At medium-high levels Joe's Brook is a 7 course meal for solid class III-IV boaters who are ready for a bonafide class IV experience. On top of which it is spectacular in its beauty and remoteness. With all the talk about small-scale hydro-dam construction to help curtail global warming, it might be time to nominate Joe's Brook for Wild and Scenic River status, to be sure it stays open for recreational uses. Creekers (and others) should think seriously about writing letters to our elected officials in opposition to any such development on gems like Joe's Brook.

White River
Sunday Apr 22, 2007
Organizer: Richard Larsen
Difficulty: intermediate WW
Level: very high

The Moose was the scheduled trip, but was deemed to be too high. The White was very high as well, but Craig Carline, Paul Savard and others had run it the day before and reported it to be enjoyable - so, we went. Craig and Paul were correct - it was really at a fun level, as long as we avoided a few nasty spots. The temperature was in the 70s, and the day was gorgeous. We put in on the Tweed River, and paddled to the White and down through the waves to the first bridge. Below that, things picked up some, culminating in the rapid near the old abutment at Stoney Brook. The left bank collapsed here 4-5 years ago, and the rapid straightened and moved to the left of the abutment. The main drop also migrated upstream 150 yards. This was just a really fun and wavy drop. Below that, there was a pourover that we intended to avoid, but one boat wallowed through it by mistake, but stayed upright. One kayak flipped above the pourover, and went over the rock and through the hole upside down - but then rolled up, and all was well. Below that, at the lunch ledge, the center and right sides were a continuous and fairly enormous wave / hole, so we all stayed left and avoided any carnage. At the Gaysville Bridge, we met Chris Weed, who had car trouble, and he floated the rest of the way with us. One kayaker took out at the next place we came to route 107 - body sore from being in the boat too long - and walked back to the cars. We all made it to the takeout on route 107 about three hours after put-in, including the time for the lunch stop. Since the river was flowing so fast, we moved downstream faster than normal.

Speaking of the West...

• Given problem 1: Name every person who appears in the paddling report by full name.
• Given problem 2: Extend the paddling report, picking up right after its final line.

(Layout records)
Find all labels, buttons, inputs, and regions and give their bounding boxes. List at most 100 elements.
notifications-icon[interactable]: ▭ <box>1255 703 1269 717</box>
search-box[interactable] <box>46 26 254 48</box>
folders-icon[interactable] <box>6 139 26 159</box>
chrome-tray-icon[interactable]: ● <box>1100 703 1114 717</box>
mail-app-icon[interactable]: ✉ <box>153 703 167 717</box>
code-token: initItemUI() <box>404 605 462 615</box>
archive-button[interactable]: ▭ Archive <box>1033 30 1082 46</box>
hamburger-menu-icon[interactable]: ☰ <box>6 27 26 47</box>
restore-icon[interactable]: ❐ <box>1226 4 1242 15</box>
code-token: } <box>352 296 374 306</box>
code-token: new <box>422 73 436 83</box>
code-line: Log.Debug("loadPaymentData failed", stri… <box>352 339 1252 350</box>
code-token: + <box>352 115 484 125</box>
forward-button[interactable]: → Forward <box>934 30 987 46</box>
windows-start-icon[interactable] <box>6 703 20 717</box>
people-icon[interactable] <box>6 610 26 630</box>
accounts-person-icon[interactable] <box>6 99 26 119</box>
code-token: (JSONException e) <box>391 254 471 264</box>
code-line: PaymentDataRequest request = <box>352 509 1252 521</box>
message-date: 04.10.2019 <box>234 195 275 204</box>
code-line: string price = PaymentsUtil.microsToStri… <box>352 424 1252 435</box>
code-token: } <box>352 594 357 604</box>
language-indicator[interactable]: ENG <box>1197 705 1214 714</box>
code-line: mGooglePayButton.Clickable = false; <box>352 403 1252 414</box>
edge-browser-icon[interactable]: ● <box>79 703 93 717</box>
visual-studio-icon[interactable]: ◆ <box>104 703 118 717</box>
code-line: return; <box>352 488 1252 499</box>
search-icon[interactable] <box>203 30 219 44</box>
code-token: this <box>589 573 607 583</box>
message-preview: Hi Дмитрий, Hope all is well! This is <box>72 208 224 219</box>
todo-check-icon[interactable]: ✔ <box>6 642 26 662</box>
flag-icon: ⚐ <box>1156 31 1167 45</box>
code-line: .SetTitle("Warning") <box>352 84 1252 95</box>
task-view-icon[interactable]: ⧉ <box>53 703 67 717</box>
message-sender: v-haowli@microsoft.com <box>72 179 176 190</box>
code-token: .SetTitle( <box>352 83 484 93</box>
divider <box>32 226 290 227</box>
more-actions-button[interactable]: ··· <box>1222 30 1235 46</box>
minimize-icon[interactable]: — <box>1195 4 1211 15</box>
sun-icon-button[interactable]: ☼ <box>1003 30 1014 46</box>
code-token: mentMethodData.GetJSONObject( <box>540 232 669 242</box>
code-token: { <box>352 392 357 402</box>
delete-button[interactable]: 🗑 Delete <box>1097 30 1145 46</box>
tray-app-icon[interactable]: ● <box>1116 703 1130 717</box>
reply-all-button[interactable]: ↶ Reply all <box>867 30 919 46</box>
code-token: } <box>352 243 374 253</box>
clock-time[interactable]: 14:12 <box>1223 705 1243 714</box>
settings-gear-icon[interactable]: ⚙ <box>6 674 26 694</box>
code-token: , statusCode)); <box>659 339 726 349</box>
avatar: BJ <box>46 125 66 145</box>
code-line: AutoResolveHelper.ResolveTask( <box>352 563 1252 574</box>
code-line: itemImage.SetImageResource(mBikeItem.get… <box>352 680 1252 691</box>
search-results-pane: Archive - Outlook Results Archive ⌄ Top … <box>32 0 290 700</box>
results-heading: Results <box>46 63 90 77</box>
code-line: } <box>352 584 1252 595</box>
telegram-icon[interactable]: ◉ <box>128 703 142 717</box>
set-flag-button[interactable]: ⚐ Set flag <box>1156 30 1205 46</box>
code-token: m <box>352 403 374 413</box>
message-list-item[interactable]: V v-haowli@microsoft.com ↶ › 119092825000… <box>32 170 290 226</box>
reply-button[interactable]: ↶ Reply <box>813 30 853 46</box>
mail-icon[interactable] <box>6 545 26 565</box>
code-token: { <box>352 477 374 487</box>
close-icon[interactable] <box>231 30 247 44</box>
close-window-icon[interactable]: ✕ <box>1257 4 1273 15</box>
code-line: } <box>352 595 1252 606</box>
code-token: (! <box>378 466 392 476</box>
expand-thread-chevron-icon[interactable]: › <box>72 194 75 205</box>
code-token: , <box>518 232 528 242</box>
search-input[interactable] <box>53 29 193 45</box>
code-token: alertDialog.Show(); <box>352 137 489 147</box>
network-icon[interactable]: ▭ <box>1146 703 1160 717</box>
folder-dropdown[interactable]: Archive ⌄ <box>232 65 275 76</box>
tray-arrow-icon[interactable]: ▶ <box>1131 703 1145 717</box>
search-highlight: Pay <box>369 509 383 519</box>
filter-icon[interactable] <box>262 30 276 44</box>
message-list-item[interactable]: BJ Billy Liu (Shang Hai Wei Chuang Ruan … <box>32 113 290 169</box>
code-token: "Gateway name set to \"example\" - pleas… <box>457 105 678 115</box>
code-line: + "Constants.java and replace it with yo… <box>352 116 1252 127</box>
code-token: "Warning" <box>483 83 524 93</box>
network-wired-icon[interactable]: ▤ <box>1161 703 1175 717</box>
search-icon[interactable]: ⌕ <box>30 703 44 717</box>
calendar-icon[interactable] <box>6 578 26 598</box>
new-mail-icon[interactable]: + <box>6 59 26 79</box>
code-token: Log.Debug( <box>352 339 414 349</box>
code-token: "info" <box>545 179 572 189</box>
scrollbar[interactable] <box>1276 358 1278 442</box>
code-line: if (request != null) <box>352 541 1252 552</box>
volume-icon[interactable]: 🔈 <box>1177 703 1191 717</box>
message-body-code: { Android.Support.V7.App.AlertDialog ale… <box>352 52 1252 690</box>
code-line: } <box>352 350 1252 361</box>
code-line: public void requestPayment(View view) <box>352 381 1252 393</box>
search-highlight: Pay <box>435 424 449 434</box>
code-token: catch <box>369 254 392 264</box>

• Right answer 1: Richard Larsen, Craig Carline, Paul Savard, Chris Weed

• Right answer 2:
Saturday Apr 28, 2007
Organizer: Brent Osborne
Difficulty: intermediate WW
Level: medium
Author: Brent

What was forecasted to be a miserable & rainy Saturday, turned out to be one of the sunniest days on the West River that I can remember. Nine paddlers met at the school field in Jamaica, VT at 9:30a. After gearing up, shuttling vehicles and introducing ourselves, we put on the lower west shortly after 10:00a. The lower west quickly splits into left (main) and right (narrow) channels. We opted for the right channel which provided continuous class II paddling. A classic VT covered bridge was still holding onto a few tree limbs: signs that flows were much higher in previous weeks. The scheduled 1500 CFS release was augmented with a medium-flowing Ball Mountain Brook depositing its flow to the west just below the put-in for the lower section. We all took turns catching surfs on-the-fly and playing in the last rapid before the take-out at the new route 100 bridge. Geoff, Fe & CJ planned on running the lower section again, while the remaining 6 of us made the trek to Ball Mountain Dam. We carried up and over, then down the switchbacks (it's really not that bad), and then briefly scouted the first rapid, Initiation. We all agreed that the river looked lower than we had paddled it in the past, bringing a few more rocks into play. After an easily fixed equipment malfunction on a demo boat, we all successfully ran Initiation without even a roll, let alone a swim. The rest of our paddle was uneventful - a typical April paddle on the West River. There was plenty of surfing and play to be had. Some hit boof rock, while others were content to float by it, catching a water-level view of boaters launching off the feature. We eddied out above the dumplings and refreshed our memories as to the best line. All ran it without a hitch. We were off the river and back in the school field shortly before 3:00p, at which point Brent, Eve & Kelly decided to carry over the dam and run the upper west again. On this second run, all three of us ponied up, faced our fear and hit boof rock head on. Matt and Amos were on shore to photo-document the event.

Three runs on the West River in a single day can really work up an appetite and the volunteers at the community church in Jamaica came through BIG TIME! For $8 we were over-fed with all-you-can-eat rigatoni, homemade marinara & meatballs, garlic bread and salad. A local bluegrass band jammed in the corner and we celebrated Elwood's 78th(?) birthday with a grand assortment of pies in the Pie Room. While it didn't seem too many paddlers took advantage of the pasta supper, the local residents were gracious hosts and I'd certainly recommend this event to future West Festers.

While everyone was at the West...
Sunday Apr 29, 2007
Organizer: Dave Gurtman
Difficulty: int-adv WW
Level: low boatable
Author: Ryan

An easy Sunday probe session (or not).....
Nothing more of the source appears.